GIVEN TASK:
Return every line of the data below that includes the string "this".

----- SUPPLIED MATERIAL

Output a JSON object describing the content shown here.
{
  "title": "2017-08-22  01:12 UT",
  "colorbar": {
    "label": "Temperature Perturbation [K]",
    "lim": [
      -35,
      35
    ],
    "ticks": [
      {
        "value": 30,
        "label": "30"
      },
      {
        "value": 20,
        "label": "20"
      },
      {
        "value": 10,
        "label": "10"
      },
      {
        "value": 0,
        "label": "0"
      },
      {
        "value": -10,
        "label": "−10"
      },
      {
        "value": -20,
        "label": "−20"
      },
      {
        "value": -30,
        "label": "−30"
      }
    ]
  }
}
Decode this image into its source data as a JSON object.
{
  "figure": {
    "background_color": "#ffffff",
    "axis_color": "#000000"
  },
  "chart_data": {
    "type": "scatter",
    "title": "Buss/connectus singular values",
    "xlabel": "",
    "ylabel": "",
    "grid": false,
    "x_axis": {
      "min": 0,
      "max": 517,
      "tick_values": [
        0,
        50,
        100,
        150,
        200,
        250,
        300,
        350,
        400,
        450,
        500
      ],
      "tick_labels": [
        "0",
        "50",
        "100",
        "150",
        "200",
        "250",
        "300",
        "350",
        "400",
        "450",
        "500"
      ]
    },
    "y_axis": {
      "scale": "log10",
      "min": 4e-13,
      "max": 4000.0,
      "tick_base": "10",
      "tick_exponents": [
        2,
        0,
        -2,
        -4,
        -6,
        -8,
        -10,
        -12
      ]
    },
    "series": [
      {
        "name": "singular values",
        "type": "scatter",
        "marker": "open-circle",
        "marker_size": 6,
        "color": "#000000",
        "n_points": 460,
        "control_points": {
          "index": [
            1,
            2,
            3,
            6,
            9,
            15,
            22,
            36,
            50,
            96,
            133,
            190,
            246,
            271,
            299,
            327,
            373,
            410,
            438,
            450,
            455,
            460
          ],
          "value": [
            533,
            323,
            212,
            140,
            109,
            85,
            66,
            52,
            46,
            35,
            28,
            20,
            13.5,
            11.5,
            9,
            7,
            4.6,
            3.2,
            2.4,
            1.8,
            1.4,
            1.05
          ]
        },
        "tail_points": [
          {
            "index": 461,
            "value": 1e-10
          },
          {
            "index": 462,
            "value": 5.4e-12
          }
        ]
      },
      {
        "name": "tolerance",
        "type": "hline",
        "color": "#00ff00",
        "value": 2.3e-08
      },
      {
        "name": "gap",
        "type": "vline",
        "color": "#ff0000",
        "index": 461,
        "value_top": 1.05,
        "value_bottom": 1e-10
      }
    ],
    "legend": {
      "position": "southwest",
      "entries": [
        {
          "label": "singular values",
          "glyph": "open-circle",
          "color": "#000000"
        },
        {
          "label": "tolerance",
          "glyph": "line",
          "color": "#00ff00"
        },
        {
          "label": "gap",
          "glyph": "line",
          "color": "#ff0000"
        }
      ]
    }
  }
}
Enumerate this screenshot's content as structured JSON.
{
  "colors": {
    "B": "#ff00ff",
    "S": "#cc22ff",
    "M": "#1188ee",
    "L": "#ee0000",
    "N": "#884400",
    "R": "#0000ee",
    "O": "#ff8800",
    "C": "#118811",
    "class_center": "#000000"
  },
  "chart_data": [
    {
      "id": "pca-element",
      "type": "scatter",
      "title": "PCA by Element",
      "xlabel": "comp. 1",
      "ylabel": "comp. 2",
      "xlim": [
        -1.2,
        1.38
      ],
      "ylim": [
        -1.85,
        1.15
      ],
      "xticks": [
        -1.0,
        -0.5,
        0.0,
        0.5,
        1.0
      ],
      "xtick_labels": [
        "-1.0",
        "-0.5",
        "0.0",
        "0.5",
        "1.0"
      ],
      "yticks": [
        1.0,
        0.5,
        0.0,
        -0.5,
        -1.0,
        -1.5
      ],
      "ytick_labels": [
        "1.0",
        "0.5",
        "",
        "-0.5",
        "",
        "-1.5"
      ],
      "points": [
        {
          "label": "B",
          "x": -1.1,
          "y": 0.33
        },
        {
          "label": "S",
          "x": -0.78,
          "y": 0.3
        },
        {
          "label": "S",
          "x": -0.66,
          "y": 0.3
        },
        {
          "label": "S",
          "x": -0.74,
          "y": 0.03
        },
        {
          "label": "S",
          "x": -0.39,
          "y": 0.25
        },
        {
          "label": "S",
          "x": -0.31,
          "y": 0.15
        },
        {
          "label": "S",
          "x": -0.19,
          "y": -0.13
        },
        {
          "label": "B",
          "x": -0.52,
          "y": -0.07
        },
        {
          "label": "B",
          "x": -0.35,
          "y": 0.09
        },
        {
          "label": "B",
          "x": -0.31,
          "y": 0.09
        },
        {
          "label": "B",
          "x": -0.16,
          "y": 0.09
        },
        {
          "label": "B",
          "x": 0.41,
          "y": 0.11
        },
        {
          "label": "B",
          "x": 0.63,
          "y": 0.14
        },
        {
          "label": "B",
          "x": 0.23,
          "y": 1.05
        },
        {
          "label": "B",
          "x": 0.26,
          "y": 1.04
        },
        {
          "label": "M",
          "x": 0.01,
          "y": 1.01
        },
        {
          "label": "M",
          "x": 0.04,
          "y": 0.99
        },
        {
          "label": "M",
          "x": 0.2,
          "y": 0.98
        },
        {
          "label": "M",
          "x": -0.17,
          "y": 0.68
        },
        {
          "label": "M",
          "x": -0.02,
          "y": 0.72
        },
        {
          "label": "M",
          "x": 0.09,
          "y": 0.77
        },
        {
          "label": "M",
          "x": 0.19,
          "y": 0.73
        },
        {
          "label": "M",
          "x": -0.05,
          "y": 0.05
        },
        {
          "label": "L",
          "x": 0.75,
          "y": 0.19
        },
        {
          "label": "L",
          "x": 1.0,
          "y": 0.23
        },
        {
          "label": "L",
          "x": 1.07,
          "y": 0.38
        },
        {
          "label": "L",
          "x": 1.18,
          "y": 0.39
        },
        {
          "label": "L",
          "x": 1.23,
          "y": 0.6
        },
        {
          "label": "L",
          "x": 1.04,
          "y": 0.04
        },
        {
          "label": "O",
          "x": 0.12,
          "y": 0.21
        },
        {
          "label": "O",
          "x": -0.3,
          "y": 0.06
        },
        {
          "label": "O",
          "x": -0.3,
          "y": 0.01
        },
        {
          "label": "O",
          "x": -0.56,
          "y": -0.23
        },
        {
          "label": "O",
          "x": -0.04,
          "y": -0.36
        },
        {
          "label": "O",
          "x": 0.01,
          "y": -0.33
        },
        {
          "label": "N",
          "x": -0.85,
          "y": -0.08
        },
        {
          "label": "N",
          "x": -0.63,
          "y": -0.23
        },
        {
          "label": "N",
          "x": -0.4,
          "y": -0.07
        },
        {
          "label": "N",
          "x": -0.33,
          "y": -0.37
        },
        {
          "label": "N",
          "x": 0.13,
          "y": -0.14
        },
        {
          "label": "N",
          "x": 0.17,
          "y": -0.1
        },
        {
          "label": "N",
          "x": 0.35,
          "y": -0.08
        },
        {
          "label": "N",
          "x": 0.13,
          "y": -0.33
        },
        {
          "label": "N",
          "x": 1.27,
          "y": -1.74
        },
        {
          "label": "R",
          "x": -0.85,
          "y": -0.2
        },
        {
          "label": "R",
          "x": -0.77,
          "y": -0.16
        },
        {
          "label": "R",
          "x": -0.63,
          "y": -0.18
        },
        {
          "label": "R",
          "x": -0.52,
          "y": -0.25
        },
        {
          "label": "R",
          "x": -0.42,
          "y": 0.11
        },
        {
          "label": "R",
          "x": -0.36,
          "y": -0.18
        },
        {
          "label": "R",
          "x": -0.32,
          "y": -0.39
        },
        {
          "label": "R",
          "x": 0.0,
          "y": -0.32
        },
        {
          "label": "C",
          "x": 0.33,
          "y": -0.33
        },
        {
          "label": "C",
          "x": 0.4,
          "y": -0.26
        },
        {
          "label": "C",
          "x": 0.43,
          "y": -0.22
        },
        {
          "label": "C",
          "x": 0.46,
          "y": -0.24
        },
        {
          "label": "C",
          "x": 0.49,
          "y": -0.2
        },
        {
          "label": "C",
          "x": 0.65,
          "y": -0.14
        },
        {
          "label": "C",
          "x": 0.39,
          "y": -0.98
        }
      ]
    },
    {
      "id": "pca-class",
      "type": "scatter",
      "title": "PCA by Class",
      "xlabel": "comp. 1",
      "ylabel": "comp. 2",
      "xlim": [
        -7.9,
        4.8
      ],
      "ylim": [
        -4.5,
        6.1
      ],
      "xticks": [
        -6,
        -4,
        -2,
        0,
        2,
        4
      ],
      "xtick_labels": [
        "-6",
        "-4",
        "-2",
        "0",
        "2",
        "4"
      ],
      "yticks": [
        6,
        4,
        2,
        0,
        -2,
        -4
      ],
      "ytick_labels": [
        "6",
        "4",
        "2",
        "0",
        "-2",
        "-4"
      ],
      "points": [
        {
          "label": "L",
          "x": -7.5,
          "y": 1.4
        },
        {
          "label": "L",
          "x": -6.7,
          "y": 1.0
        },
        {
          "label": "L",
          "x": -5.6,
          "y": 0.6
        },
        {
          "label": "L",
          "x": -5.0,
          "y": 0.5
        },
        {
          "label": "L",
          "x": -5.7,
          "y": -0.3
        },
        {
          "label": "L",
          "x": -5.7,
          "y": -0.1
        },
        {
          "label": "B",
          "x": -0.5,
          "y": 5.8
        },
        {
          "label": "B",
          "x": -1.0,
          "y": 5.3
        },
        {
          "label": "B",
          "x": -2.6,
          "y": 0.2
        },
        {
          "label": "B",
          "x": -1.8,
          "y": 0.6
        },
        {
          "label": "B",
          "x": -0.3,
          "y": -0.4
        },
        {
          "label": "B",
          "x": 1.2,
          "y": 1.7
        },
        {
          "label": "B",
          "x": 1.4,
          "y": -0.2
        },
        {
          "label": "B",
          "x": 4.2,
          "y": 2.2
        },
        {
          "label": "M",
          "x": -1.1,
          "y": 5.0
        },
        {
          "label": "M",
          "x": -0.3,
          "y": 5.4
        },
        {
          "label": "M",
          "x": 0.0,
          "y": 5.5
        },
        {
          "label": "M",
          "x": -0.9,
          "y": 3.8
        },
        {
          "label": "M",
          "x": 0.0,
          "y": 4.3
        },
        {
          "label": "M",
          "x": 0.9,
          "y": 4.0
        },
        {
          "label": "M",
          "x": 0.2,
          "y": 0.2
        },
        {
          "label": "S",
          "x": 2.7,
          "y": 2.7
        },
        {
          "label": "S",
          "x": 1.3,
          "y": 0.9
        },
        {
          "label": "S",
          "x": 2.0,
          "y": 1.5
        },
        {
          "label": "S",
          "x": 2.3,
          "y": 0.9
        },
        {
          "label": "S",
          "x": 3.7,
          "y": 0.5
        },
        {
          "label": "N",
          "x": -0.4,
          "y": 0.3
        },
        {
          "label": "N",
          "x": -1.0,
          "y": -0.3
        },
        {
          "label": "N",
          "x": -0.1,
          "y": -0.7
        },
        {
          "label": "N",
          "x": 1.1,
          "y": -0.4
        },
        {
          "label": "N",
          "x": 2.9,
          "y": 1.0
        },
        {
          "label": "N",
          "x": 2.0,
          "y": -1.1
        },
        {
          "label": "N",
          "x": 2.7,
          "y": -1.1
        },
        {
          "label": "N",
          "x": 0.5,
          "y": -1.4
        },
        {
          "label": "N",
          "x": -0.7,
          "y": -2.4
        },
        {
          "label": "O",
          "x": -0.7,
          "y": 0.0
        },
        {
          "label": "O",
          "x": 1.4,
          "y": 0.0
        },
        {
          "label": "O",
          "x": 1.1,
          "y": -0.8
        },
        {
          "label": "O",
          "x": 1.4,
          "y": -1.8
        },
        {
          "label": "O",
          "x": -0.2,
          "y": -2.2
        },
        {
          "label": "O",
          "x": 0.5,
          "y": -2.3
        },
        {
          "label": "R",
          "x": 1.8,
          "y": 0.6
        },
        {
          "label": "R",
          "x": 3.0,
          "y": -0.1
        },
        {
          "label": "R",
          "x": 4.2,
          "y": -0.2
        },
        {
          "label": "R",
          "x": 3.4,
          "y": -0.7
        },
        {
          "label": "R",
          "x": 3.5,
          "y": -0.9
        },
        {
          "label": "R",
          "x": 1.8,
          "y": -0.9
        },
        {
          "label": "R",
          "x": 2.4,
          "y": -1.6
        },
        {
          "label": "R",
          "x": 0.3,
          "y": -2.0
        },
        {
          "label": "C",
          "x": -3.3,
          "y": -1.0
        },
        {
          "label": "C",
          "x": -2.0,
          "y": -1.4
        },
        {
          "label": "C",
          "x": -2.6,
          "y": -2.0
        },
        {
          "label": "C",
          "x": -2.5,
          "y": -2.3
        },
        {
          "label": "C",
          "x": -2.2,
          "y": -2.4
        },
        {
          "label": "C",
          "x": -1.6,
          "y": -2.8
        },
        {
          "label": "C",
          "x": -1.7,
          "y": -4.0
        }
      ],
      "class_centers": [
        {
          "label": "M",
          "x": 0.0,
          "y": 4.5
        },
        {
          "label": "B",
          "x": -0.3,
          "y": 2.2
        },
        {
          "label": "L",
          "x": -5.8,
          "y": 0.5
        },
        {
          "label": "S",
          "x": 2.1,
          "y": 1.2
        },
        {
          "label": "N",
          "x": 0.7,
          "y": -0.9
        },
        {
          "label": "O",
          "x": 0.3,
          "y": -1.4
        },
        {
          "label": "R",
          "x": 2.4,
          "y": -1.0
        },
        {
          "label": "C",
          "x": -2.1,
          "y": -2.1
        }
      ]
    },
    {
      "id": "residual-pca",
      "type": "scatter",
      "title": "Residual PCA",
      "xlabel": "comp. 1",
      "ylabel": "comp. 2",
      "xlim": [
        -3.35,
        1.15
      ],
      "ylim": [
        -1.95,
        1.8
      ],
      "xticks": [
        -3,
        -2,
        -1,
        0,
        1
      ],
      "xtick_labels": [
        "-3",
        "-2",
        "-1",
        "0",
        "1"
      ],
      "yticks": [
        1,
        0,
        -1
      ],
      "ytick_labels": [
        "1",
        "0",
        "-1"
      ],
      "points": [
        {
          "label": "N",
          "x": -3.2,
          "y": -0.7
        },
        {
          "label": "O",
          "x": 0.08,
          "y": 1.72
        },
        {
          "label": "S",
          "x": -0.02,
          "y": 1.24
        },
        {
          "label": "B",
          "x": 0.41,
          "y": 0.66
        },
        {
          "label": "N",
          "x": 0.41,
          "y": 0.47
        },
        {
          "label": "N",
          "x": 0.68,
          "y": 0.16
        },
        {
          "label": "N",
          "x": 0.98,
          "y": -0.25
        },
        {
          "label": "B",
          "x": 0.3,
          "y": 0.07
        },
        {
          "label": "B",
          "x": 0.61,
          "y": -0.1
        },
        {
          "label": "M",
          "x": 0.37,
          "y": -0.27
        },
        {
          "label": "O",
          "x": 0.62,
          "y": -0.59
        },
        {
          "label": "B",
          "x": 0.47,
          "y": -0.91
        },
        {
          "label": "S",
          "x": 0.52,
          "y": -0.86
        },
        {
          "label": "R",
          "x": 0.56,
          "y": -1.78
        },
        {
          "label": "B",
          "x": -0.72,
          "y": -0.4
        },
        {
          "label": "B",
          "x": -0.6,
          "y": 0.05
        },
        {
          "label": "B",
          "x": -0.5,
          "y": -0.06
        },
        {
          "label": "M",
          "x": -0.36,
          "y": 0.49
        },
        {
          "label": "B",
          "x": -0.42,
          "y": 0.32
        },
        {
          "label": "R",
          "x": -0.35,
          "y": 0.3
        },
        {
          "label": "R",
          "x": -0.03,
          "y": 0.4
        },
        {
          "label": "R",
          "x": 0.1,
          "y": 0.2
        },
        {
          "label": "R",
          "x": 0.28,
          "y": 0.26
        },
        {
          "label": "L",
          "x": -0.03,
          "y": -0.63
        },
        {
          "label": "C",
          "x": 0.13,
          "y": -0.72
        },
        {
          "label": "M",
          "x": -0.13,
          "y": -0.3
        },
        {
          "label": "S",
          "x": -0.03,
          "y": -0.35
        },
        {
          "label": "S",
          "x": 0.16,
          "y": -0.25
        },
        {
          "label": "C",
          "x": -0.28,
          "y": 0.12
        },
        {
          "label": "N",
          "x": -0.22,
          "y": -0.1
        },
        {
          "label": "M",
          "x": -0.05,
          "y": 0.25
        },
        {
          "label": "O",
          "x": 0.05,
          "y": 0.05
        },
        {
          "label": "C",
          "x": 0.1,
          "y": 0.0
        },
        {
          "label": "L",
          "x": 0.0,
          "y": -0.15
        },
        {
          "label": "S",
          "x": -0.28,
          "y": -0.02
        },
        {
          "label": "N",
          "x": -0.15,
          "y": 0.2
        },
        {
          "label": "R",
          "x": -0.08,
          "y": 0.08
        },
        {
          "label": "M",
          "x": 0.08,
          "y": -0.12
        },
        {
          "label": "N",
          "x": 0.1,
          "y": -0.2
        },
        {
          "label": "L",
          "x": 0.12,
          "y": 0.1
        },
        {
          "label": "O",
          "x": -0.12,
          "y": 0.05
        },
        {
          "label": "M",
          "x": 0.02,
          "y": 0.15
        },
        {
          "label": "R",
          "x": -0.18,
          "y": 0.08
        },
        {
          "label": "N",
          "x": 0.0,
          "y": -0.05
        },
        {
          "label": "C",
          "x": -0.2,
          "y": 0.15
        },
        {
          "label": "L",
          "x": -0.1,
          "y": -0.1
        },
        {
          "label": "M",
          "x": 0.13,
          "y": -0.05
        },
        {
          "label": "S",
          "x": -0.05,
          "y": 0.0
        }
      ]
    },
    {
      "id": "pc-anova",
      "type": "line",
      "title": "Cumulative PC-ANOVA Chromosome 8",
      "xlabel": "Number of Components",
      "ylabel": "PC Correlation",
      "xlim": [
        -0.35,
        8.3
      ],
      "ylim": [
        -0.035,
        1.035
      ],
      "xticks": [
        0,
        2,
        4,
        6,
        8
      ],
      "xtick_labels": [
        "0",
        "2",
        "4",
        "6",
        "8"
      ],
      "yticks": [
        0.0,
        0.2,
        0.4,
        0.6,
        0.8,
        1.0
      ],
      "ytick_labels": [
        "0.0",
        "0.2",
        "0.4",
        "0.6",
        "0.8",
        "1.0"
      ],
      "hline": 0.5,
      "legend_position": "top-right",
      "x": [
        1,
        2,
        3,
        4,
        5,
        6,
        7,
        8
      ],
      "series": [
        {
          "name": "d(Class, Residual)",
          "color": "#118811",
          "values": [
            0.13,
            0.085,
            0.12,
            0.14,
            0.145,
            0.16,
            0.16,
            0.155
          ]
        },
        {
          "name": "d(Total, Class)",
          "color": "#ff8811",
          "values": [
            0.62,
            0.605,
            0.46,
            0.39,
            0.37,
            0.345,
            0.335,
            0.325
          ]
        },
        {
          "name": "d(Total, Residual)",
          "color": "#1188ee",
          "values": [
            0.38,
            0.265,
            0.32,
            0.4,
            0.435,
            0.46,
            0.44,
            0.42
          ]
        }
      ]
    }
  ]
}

----------

EXERCISE RESULT:
Decode this image into its source data as a JSON object.
Enumerate this screenshot's content as structured JSON.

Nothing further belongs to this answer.